▶ **PROBLEM TO WORK ON**: Return each line of the data below exactly, omitting any pictures.

★ ★ ★

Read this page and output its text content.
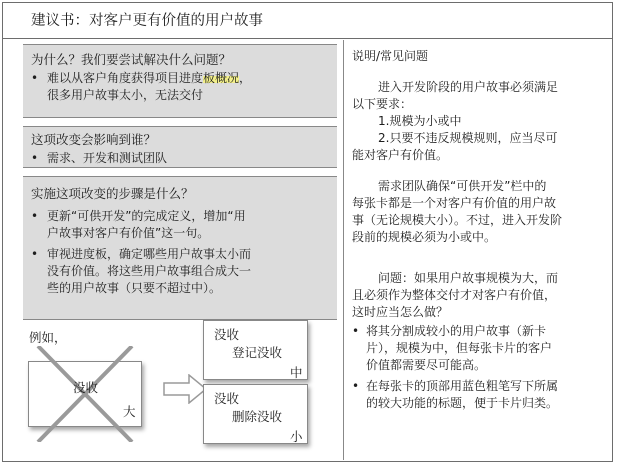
建议书：对客户更有价值的用户故事
为什么？我们要尝试解决什么问题？
• 难以从客户角度获得项目进度板概况，
很多用户故事太小，无法交付
这项改变会影响到谁？
• 需求、开发和测试团队
实施这项改变的步骤是什么？
• 更新“可供开发”的完成定义，增加“用
户故事对客户有价值”这一句。
• 审视进度板，确定哪些用户故事太小而
没有价值。将这些用户故事组合成大一
些的用户故事（只要不超过中）。
例如，
没收
大
没收
登记没收
中
没收
删除没收
小
说明/常见问题
进入开发阶段的用户故事必须满足
以下要求：
1.规模为小或中
2.只要不违反规模规则，应当尽可
能对客户有价值。
需求团队确保“可供开发”栏中的
每张卡都是一个对客户有价值的用户故
事（无论规模大小）。不过，进入开发阶
段前的规模必须为小或中。
问题：如果用户故事规模为大，而
且必须作为整体交付才对客户有价值，
这时应当怎么做？
• 将其分割成较小的用户故事（新卡
片），规模为中，但每张卡片的客户
价值都需要尽可能高。
• 在每张卡的顶部用蓝色粗笔写下所属
的较大功能的标题，便于卡片归类。
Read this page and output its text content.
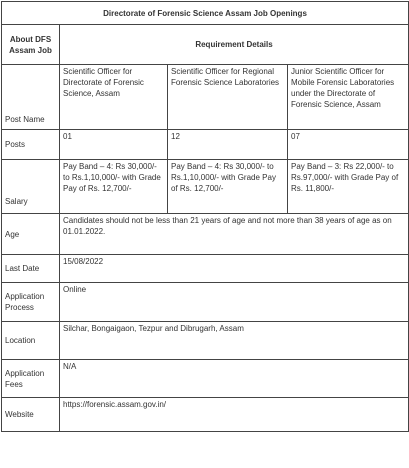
Directorate of Forensic Science Assam Job Openings			
About DFS Assam Job	Requirement Details		
Post Name	Scientific Officer for Directorate of Forensic Science, Assam	Scientific Officer for Regional Forensic Science Laboratories	Junior Scientific Officer for Mobile Forensic Laboratories under the Directorate of Forensic Science, Assam
Posts	01	12	07
Salary	Pay Band – 4: Rs 30,000/- to Rs.1,10,000/- with Grade Pay of Rs. 12,700/-	Pay Band – 4: Rs 30,000/- to Rs.1,10,000/- with Grade Pay of Rs. 12,700/-	Pay Band – 3: Rs 22,000/- to Rs.97,000/- with Grade Pay of Rs. 11,800/-
Age	Candidates should not be less than 21 years of age and not more than 38 years of age as on 01.01.2022.		
Last Date	15/08/2022		
Application Process	Online		
Location	Silchar, Bongaigaon, Tezpur and Dibrugarh, Assam		
Application Fees	N/A		
Website	https://forensic.assam.gov.in/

★ ★ ★

▶ **EXPECTED ANSWER**:
Read this page and output its text content.
建议书：对客户更有价值的用户故事
为什么？我们要尝试解决什么问题？
• 难以从客户角度获得项目进度板概况，
很多用户故事太小，无法交付
这项改变会影响到谁？
• 需求、开发和测试团队
实施这项改变的步骤是什么？
• 更新“可供开发”的完成定义，增加“用
户故事对客户有价值”这一句。
• 审视进度板，确定哪些用户故事太小而
没有价值。将这些用户故事组合成大一
些的用户故事（只要不超过中）。
例如，
没收
大
没收
登记没收
中
没收
删除没收
小
说明/常见问题
进入开发阶段的用户故事必须满足
以下要求：
1.规模为小或中
2.只要不违反规模规则，应当尽可
能对客户有价值。
需求团队确保“可供开发”栏中的
每张卡都是一个对客户有价值的用户故
事（无论规模大小）。不过，进入开发阶
段前的规模必须为小或中。
问题：如果用户故事规模为大，而
且必须作为整体交付才对客户有价值，
这时应当怎么做？
• 将其分割成较小的用户故事（新卡
片），规模为中，但每张卡片的客户
价值都需要尽可能高。
• 在每张卡的顶部用蓝色粗笔写下所属
的较大功能的标题，便于卡片归类。
Read this page and output its text content.
Directorate of Forensic Science Assam Job Openings			
About DFS Assam Job	Requirement Details		
Post Name	Scientific Officer for Directorate of Forensic Science, Assam	Scientific Officer for Regional Forensic Science Laboratories	Junior Scientific Officer for Mobile Forensic Laboratories under the Directorate of Forensic Science, Assam
Posts	01	12	07
Salary	Pay Band – 4: Rs 30,000/- to Rs.1,10,000/- with Grade Pay of Rs. 12,700/-	Pay Band – 4: Rs 30,000/- to Rs.1,10,000/- with Grade Pay of Rs. 12,700/-	Pay Band – 3: Rs 22,000/- to Rs.97,000/- with Grade Pay of Rs. 11,800/-
Age	Candidates should not be less than 21 years of age and not more than 38 years of age as on 01.01.2022.		
Last Date	15/08/2022		
Application Process	Online		
Location	Silchar, Bongaigaon, Tezpur and Dibrugarh, Assam		
Application Fees	N/A		
Website	https://forensic.assam.gov.in/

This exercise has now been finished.